Drive into any Home Depot parking lot and you’ll find a collection of rag-tag pick-up and utility trucks parked near the store’s pro entrance. The owners of the vehicles represent almost one-third of Home Depot’s $66.2 billion in annual sales. Yet they only spend, on average, $5,000 a year apiece.
Home Depot is where they stop if they run short of something or to grab a few items on their way to a job.
This reality — that Home Depot serves as a convenience store for the pro customer — is readily acknowledged by the Atlanta-based home improvement giant. At the company’s 2010 Investor & Analyst Conference on Dec. 8, executives discussed how they have come to terms with this.
“The pros shop us for more convenience than what we had believed in the past,” Marvin Ellison, executive VP U.S. stores, told analysts. “I think we had a self-developed idea of what we were to the pro customers, but the more time we spent with them in focus groups and town halls, we started to understand it.”
Ellison went on to say that Home Depot — as a store of convenience — had the potential to expand its business with professional customers.

- _Written instruction 1_: Reproduce the part of the article on Home Depot's pro customers starting with "Drive into any" and going on through "way to a job.".
- _Written instruction 2_: Pick out every line in the listing that contains the string "divider", and copy each one.

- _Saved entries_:
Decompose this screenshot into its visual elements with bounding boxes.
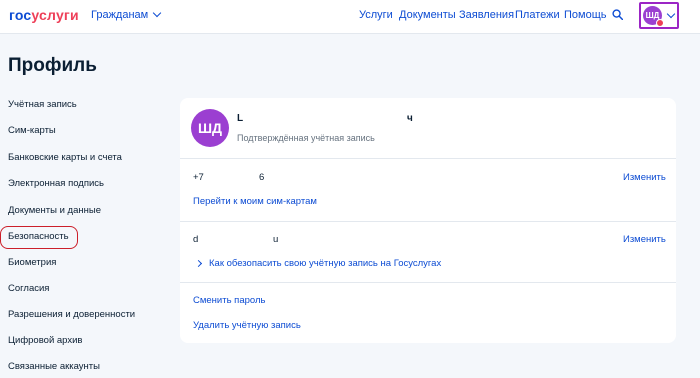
phone-value-start: +7 (193, 172, 204, 183)
sidebar-item-digital-archive[interactable]: Цифровой архив (8, 335, 82, 346)
email-value-start: d (193, 234, 199, 245)
change-email-link[interactable]: Изменить (623, 234, 666, 245)
user-menu-button[interactable]: ШД (639, 2, 679, 29)
divider (180, 282, 676, 283)
nav-help[interactable]: Помощь (564, 9, 607, 21)
sidebar-item-permissions[interactable]: Разрешения и доверенности (8, 309, 135, 320)
sidebar-item-account[interactable]: Учётная запись (8, 99, 77, 110)
citizens-label: Гражданам (91, 9, 149, 21)
security-tips-link[interactable]: Как обезопасить свою учётную запись на Г… (209, 258, 441, 269)
security-card: ШД L ч Подтверждённая учётная запись +7 … (180, 98, 676, 343)
search-icon[interactable] (612, 9, 623, 20)
avatar: ШД (191, 109, 229, 147)
account-status: Подтверждённая учётная запись (237, 133, 375, 143)
nav-applications[interactable]: Заявления (459, 9, 514, 21)
top-header: госуслуги Гражданам Услуги Документы Зая… (0, 0, 700, 34)
sidebar-item-sim-cards[interactable]: Сим-карты (8, 125, 56, 136)
sidebar-item-biometrics[interactable]: Биометрия (8, 257, 56, 268)
chevron-down-icon (152, 8, 162, 18)
sidebar-item-security[interactable]: Безопасность (8, 231, 69, 242)
email-value-end: u (273, 234, 279, 245)
chevron-down-icon (666, 9, 676, 19)
sidebar-item-consents[interactable]: Согласия (8, 283, 49, 294)
nav-documents[interactable]: Документы (399, 9, 456, 21)
chevron-right-icon (194, 259, 203, 268)
divider (180, 158, 676, 159)
delete-account-link[interactable]: Удалить учётную запись (193, 320, 301, 331)
user-name-start: L (237, 113, 244, 124)
gosuslugi-logo[interactable]: госуслуги (9, 7, 79, 23)
logo-text-part2: услуги (31, 7, 79, 23)
nav-services[interactable]: Услуги (359, 9, 393, 21)
divider (180, 221, 676, 222)
sidebar-item-documents[interactable]: Документы и данные (8, 205, 101, 216)
change-password-link[interactable]: Сменить пароль (193, 295, 265, 306)
sidebar-item-linked-accounts[interactable]: Связанные аккаунты (8, 361, 100, 372)
phone-value-end: 6 (259, 172, 265, 183)
sim-cards-link[interactable]: Перейти к моим сим-картам (193, 196, 317, 207)
page-title: Профиль (8, 55, 97, 76)
user-name-end: ч (407, 113, 413, 124)
change-phone-link[interactable]: Изменить (623, 172, 666, 183)
logo-text-part1: гос (9, 7, 32, 23)
nav-payments[interactable]: Платежи (515, 9, 560, 21)
citizens-dropdown[interactable]: Гражданам (91, 8, 162, 21)
notification-dot-icon (656, 19, 664, 27)
sidebar-item-bank-cards[interactable]: Банковские карты и счета (8, 152, 122, 163)
sidebar-item-e-signature[interactable]: Электронная подпись (8, 178, 104, 189)
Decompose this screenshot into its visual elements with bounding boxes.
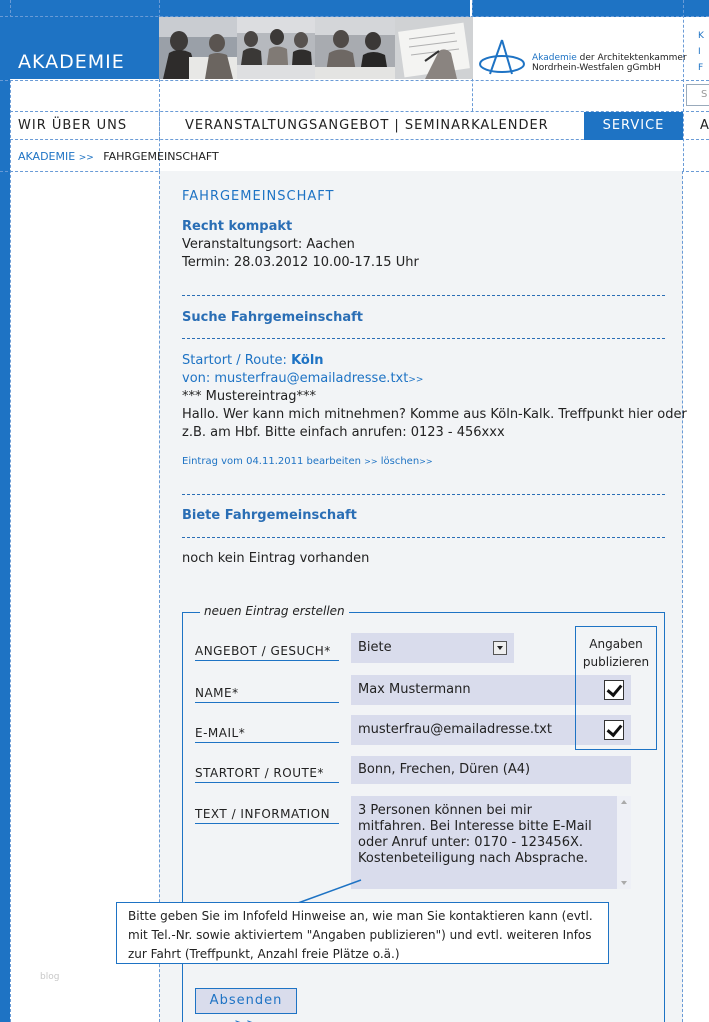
guide-line [10, 0, 11, 1022]
type-label: ANGEBOT / GESUCH* [195, 644, 339, 661]
akademie-logo[interactable]: AKADEMIE [10, 17, 159, 79]
email-label: E-MAIL* [195, 726, 339, 743]
nav-item-service[interactable]: SERVICE [584, 112, 683, 140]
top-link[interactable]: K [698, 28, 704, 44]
route-field[interactable]: Bonn, Frechen, Düren (A4) [351, 756, 631, 784]
entry-text-line: z.B. am Hbf. Bitte einfach anrufen: 0123… [182, 425, 505, 440]
guide-line [683, 0, 684, 171]
section-divider [182, 295, 665, 296]
text-label: TEXT / INFORMATION [195, 807, 339, 824]
section-divider [182, 338, 665, 339]
entry-delete-link[interactable]: löschen [381, 456, 419, 467]
entry-edit-link[interactable]: Eintrag vom 04.11.2011 bearbeiten [182, 456, 361, 467]
publish-name-checkbox[interactable] [604, 680, 624, 700]
offer-heading: Biete Fahrgemeinschaft [182, 508, 357, 523]
event-name[interactable]: Recht kompakt [182, 219, 292, 234]
blog-watermark: blog [40, 972, 60, 982]
textarea-scrollbar[interactable] [617, 796, 631, 889]
breadcrumb-home[interactable]: AKADEMIE [18, 150, 75, 163]
hint-box: Bitte geben Sie im Infofeld Hinweise an,… [116, 902, 609, 964]
nav-item-about[interactable]: WIR ÜBER UNS [18, 112, 127, 140]
event-date: Termin: 28.03.2012 10.00-17.15 Uhr [182, 255, 419, 270]
entry-route-value: Köln [291, 353, 324, 368]
header-photo [315, 17, 395, 79]
route-label: STARTORT / ROUTE* [195, 766, 339, 783]
main-nav: WIR ÜBER UNS VERANSTALTUNGSANGEBOT | SEM… [10, 111, 709, 140]
breadcrumb: AKADEMIE >> FAHRGEMEINSCHAFT [18, 150, 219, 163]
entry-text-line: Hallo. Wer kann mich mitnehmen? Komme au… [182, 407, 687, 422]
publish-email-checkbox[interactable] [604, 720, 624, 740]
brand-logo[interactable]: Akademie der Architektenkammer Nordrhein… [476, 38, 687, 78]
brand-mark-icon [479, 39, 525, 75]
scroll-down-icon[interactable] [621, 881, 627, 885]
entry-from[interactable]: von: musterfrau@emailadresse.txt>> [182, 371, 423, 386]
entry-route: Startort / Route: Köln [182, 353, 324, 368]
page-frame: AKADEMIE Akademie der Architektenkammer … [0, 0, 709, 1022]
guide-line [0, 80, 709, 81]
nav-item-events[interactable]: VERANSTALTUNGSANGEBOT | SEMINARKALENDER [185, 112, 549, 140]
scroll-up-icon[interactable] [621, 800, 627, 804]
header-photo [237, 17, 315, 79]
info-textarea[interactable]: 3 Personen können bei mir mitfahren. Bei… [351, 796, 631, 889]
top-link[interactable]: I [698, 44, 704, 60]
header-photo [395, 17, 473, 79]
submit-button[interactable]: Absenden >> [195, 988, 297, 1022]
search-input[interactable]: S [686, 84, 709, 106]
section-divider [182, 494, 665, 495]
fieldset-legend: neuen Eintrag erstellen [200, 604, 349, 618]
breadcrumb-current: FAHRGEMEINSCHAFT [103, 150, 219, 163]
dropdown-arrow-icon[interactable] [493, 641, 507, 655]
logo-text: AKADEMIE [18, 51, 125, 73]
header-photo [159, 17, 237, 79]
top-link[interactable]: F [698, 60, 704, 76]
left-accent-bar [0, 0, 10, 1022]
entry-sample-label: *** Mustereintrag*** [182, 389, 317, 404]
section-divider [182, 537, 665, 538]
nav-divider [159, 112, 160, 140]
entry-meta: Eintrag vom 04.11.2011 bearbeiten >> lös… [182, 456, 433, 467]
top-right-links: K I F [698, 28, 704, 76]
type-select-value: Biete [358, 640, 392, 655]
type-select[interactable]: Biete [351, 633, 514, 663]
publish-label: Angaben publizieren [582, 637, 650, 669]
name-label: NAME* [195, 686, 339, 703]
breadcrumb-arrow: >> [78, 153, 94, 163]
brand-name: Akademie der Architektenkammer [532, 53, 687, 63]
search-heading: Suche Fahrgemeinschaft [182, 310, 364, 325]
brand-subtitle: Nordrhein-Westfalen gGmbH [532, 63, 661, 73]
nav-item-more[interactable]: A [700, 112, 709, 140]
offer-empty-text: noch kein Eintrag vorhanden [182, 551, 370, 566]
event-location: Veranstaltungsort: Aachen [182, 237, 355, 252]
top-accent-bar [10, 0, 709, 17]
page-title: FAHRGEMEINSCHAFT [182, 189, 335, 204]
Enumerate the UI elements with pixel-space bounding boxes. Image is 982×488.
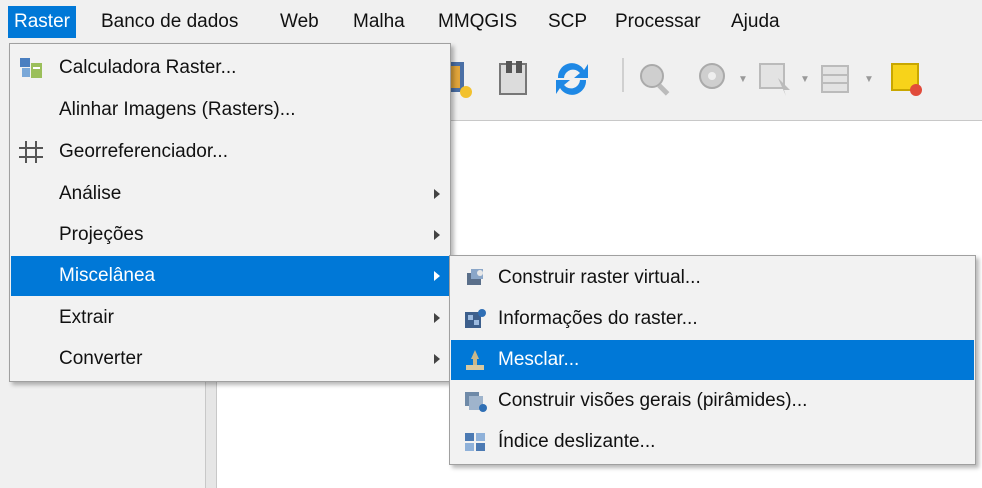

- _Task solution 1_:
Drive into any Home Depot parking lot and you’ll find a collection of rag-tag pick-up and utility trucks parked near the store’s pro entrance. The owners of the vehicles represent almost one-third of Home Depot’s $66.2 billion in annual sales. Yet they only spend, on average, $5,000 a year apiece.
Home Depot is where they stop if they run short of something or to grab a few items on their way to a job.

- _Task solution 2_:
divider (180, 282, 676, 283)
divider (180, 158, 676, 159)
divider (180, 221, 676, 222)
section-divider [182, 295, 665, 296]
section-divider [182, 338, 665, 339]
section-divider [182, 494, 665, 495]
section-divider [182, 537, 665, 538]
nav-divider [159, 112, 160, 140]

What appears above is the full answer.